--- Start of RECORDS ---

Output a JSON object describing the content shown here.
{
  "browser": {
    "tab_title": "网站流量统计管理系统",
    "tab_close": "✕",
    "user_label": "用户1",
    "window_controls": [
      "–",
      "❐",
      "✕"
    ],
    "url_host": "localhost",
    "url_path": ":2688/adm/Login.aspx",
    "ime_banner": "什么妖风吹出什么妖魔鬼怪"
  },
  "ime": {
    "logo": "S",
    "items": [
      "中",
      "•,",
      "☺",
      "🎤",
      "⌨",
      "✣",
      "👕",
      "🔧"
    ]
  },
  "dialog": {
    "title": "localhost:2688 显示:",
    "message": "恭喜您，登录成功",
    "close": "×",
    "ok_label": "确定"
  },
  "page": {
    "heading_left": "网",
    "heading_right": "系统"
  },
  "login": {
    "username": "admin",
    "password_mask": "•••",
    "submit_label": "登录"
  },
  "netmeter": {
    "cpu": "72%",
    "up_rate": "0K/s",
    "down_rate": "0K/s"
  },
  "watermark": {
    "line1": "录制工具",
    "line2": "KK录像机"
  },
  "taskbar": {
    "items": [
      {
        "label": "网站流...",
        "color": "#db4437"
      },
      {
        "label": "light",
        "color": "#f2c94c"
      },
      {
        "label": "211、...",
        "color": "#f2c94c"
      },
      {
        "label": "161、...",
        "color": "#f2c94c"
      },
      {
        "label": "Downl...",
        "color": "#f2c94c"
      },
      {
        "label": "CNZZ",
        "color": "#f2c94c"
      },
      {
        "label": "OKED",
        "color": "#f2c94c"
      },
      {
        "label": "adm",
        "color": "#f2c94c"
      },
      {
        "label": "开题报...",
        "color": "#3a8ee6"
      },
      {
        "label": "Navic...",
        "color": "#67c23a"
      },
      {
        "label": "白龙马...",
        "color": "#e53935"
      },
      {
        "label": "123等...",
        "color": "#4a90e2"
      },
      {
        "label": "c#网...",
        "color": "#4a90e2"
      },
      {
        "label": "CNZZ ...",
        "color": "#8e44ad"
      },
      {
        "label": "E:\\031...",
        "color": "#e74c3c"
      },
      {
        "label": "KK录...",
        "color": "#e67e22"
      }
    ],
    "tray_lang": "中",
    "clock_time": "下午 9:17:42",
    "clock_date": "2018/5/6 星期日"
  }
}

--- End of RECORDS ---

**GIVEN REQUEST**
Transcribe every entry exactly, omitting nothing.

**EXERCISE RESPONSE**
Output a JSON object describing the content shown here.
{
  "browser": {
    "tab_title": "网站流量统计管理系统",
    "tab_close": "✕",
    "user_label": "用户1",
    "window_controls": [
      "–",
      "❐",
      "✕"
    ],
    "url_host": "localhost",
    "url_path": ":2688/adm/Login.aspx",
    "ime_banner": "什么妖风吹出什么妖魔鬼怪"
  },
  "ime": {
    "logo": "S",
    "items": [
      "中",
      "•,",
      "☺",
      "🎤",
      "⌨",
      "✣",
      "👕",
      "🔧"
    ]
  },
  "dialog": {
    "title": "localhost:2688 显示:",
    "message": "恭喜您，登录成功",
    "close": "×",
    "ok_label": "确定"
  },
  "page": {
    "heading_left": "网",
    "heading_right": "系统"
  },
  "login": {
    "username": "admin",
    "password_mask": "•••",
    "submit_label": "登录"
  },
  "netmeter": {
    "cpu": "72%",
    "up_rate": "0K/s",
    "down_rate": "0K/s"
  },
  "watermark": {
    "line1": "录制工具",
    "line2": "KK录像机"
  },
  "taskbar": {
    "items": [
      {
        "label": "网站流...",
        "color": "#db4437"
      },
      {
        "label": "light",
        "color": "#f2c94c"
      },
      {
        "label": "211、...",
        "color": "#f2c94c"
      },
      {
        "label": "161、...",
        "color": "#f2c94c"
      },
      {
        "label": "Downl...",
        "color": "#f2c94c"
      },
      {
        "label": "CNZZ",
        "color": "#f2c94c"
      },
      {
        "label": "OKED",
        "color": "#f2c94c"
      },
      {
        "label": "adm",
        "color": "#f2c94c"
      },
      {
        "label": "开题报...",
        "color": "#3a8ee6"
      },
      {
        "label": "Navic...",
        "color": "#67c23a"
      },
      {
        "label": "白龙马...",
        "color": "#e53935"
      },
      {
        "label": "123等...",
        "color": "#4a90e2"
      },
      {
        "label": "c#网...",
        "color": "#4a90e2"
      },
      {
        "label": "CNZZ ...",
        "color": "#8e44ad"
      },
      {
        "label": "E:\\031...",
        "color": "#e74c3c"
      },
      {
        "label": "KK录...",
        "color": "#e67e22"
      }
    ],
    "tray_lang": "中",
    "clock_time": "下午 9:17:42",
    "clock_date": "2018/5/6 星期日"
  }
}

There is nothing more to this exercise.